BEGIN DATA ROWS

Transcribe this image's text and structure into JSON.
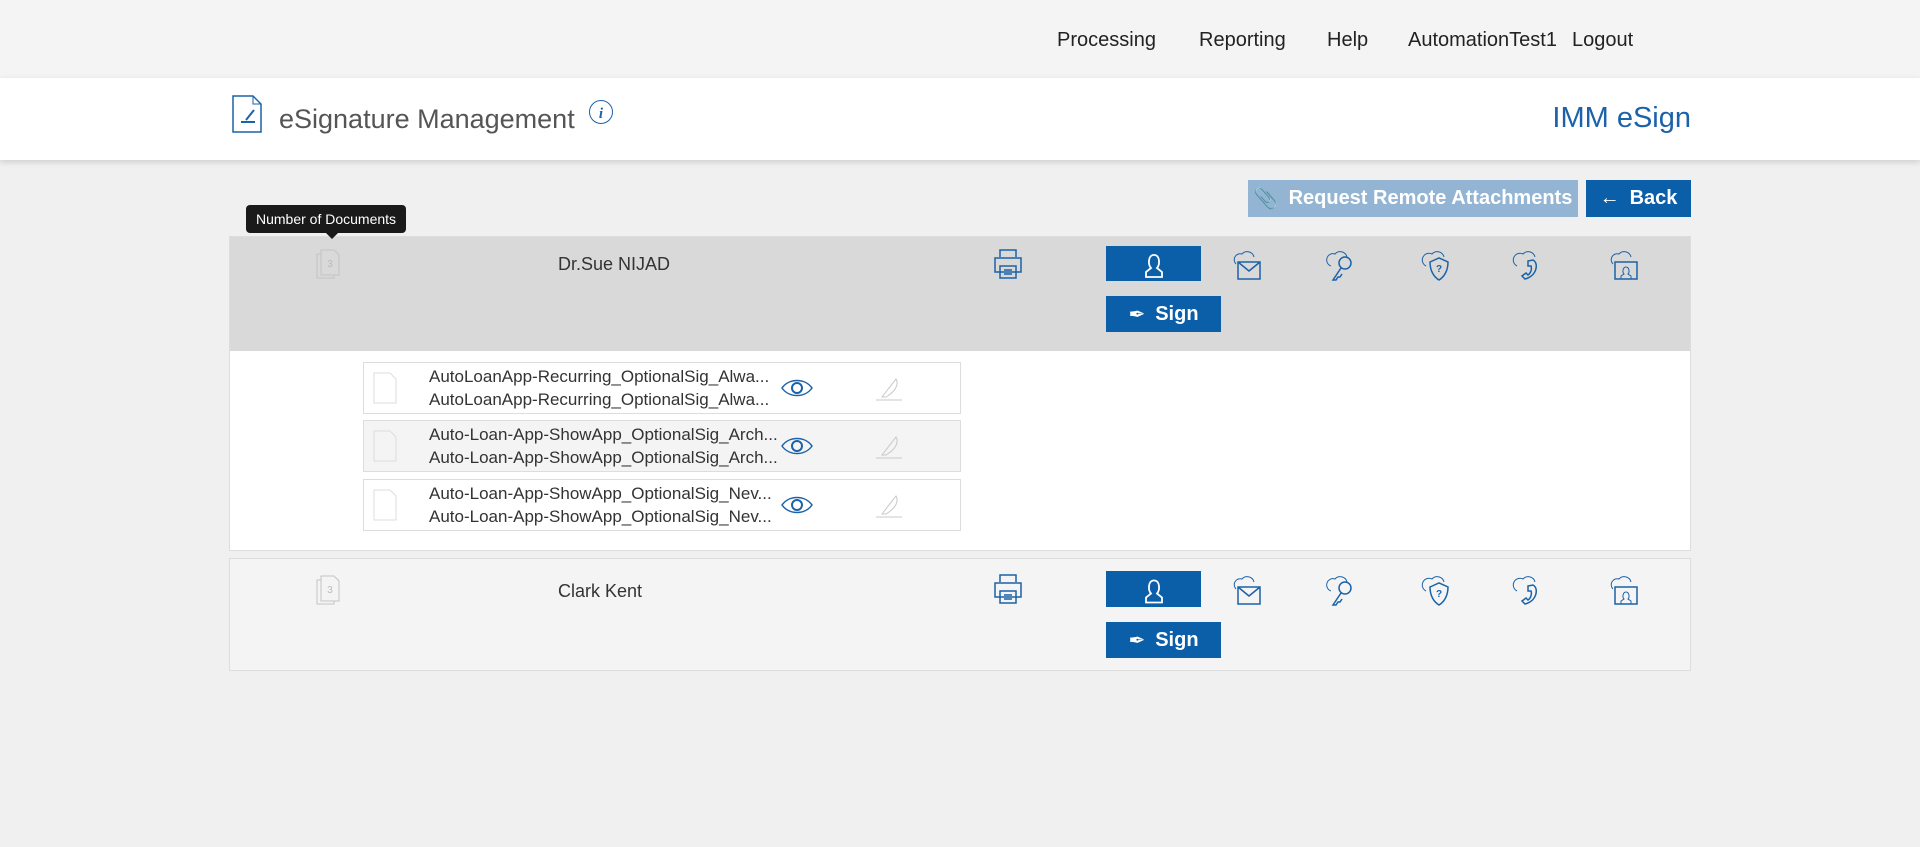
{
  "nav": {
    "items": [
      "Processing",
      "Reporting",
      "Help",
      "AutomationTest1",
      "Logout"
    ]
  },
  "header": {
    "title": "eSignature Management",
    "brand": "IMM eSign"
  },
  "toolbar": {
    "request_label": "Request Remote Attachments",
    "back_label": "Back"
  },
  "tooltip": "Number of Documents",
  "colors": {
    "primary": "#0b5ea8",
    "disabled": "#93b5d3"
  },
  "signers": [
    {
      "name": "Dr.Sue NIJAD",
      "doc_count": "3",
      "sign_label": "Sign",
      "expanded": true,
      "documents": [
        {
          "line1": "AutoLoanApp-Recurring_OptionalSig_Alwa...",
          "line2": "AutoLoanApp-Recurring_OptionalSig_Alwa..."
        },
        {
          "line1": "Auto-Loan-App-ShowApp_OptionalSig_Arch...",
          "line2": "Auto-Loan-App-ShowApp_OptionalSig_Arch..."
        },
        {
          "line1": "Auto-Loan-App-ShowApp_OptionalSig_Nev...",
          "line2": "Auto-Loan-App-ShowApp_OptionalSig_Nev..."
        }
      ]
    },
    {
      "name": "Clark Kent",
      "doc_count": "3",
      "sign_label": "Sign",
      "expanded": false
    }
  ]
}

END DATA ROWS

- YOUR INSTRUCTIONS:
Print each entry shown above with exact wording and no pictures.

- REPLY TO THE EXERCISE:
Transcribe this image's text and structure into JSON.
{
  "nav": {
    "items": [
      "Processing",
      "Reporting",
      "Help",
      "AutomationTest1",
      "Logout"
    ]
  },
  "header": {
    "title": "eSignature Management",
    "brand": "IMM eSign"
  },
  "toolbar": {
    "request_label": "Request Remote Attachments",
    "back_label": "Back"
  },
  "tooltip": "Number of Documents",
  "colors": {
    "primary": "#0b5ea8",
    "disabled": "#93b5d3"
  },
  "signers": [
    {
      "name": "Dr.Sue NIJAD",
      "doc_count": "3",
      "sign_label": "Sign",
      "expanded": true,
      "documents": [
        {
          "line1": "AutoLoanApp-Recurring_OptionalSig_Alwa...",
          "line2": "AutoLoanApp-Recurring_OptionalSig_Alwa..."
        },
        {
          "line1": "Auto-Loan-App-ShowApp_OptionalSig_Arch...",
          "line2": "Auto-Loan-App-ShowApp_OptionalSig_Arch..."
        },
        {
          "line1": "Auto-Loan-App-ShowApp_OptionalSig_Nev...",
          "line2": "Auto-Loan-App-ShowApp_OptionalSig_Nev..."
        }
      ]
    },
    {
      "name": "Clark Kent",
      "doc_count": "3",
      "sign_label": "Sign",
      "expanded": false
    }
  ]
}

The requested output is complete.